→ REQUIRED TASK:
In the copy, keep every record exact and leave out all images.

→ SUPPLIED RECORDS:
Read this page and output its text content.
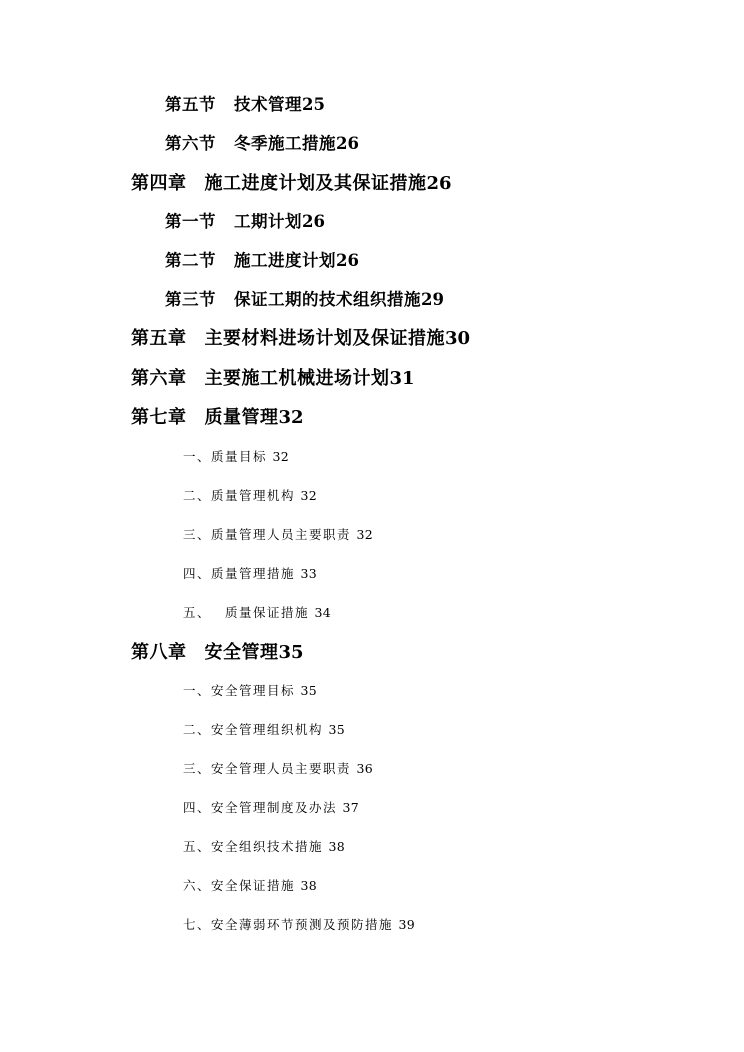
第五节 技术管理25
第六节 冬季施工措施26
第四章 施工进度计划及其保证措施26
第一节 工期计划26
第二节 施工进度计划26
第三节 保证工期的技术组织措施29
第五章 主要材料进场计划及保证措施30
第六章 主要施工机械进场计划31
第七章 质量管理32
一、质量目标 32
二、质量管理机构 32
三、质量管理人员主要职责 32
四、质量管理措施 33
五、 质量保证措施 34
第八章 安全管理35
一、安全管理目标 35
二、安全管理组织机构 35
三、安全管理人员主要职责 36
四、安全管理制度及办法 37
五、安全组织技术措施 38
六、安全保证措施 38
七、安全薄弱环节预测及预防措施 39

→ EXPECTED ANSWER:
Read this page and output its text content.
第五节 技术管理25
第六节 冬季施工措施26
第四章 施工进度计划及其保证措施26
第一节 工期计划26
第二节 施工进度计划26
第三节 保证工期的技术组织措施29
第五章 主要材料进场计划及保证措施30
第六章 主要施工机械进场计划31
第七章 质量管理32
一、质量目标 32
二、质量管理机构 32
三、质量管理人员主要职责 32
四、质量管理措施 33
五、 质量保证措施 34
第八章 安全管理35
一、安全管理目标 35
二、安全管理组织机构 35
三、安全管理人员主要职责 36
四、安全管理制度及办法 37
五、安全组织技术措施 38
六、安全保证措施 38
七、安全薄弱环节预测及预防措施 39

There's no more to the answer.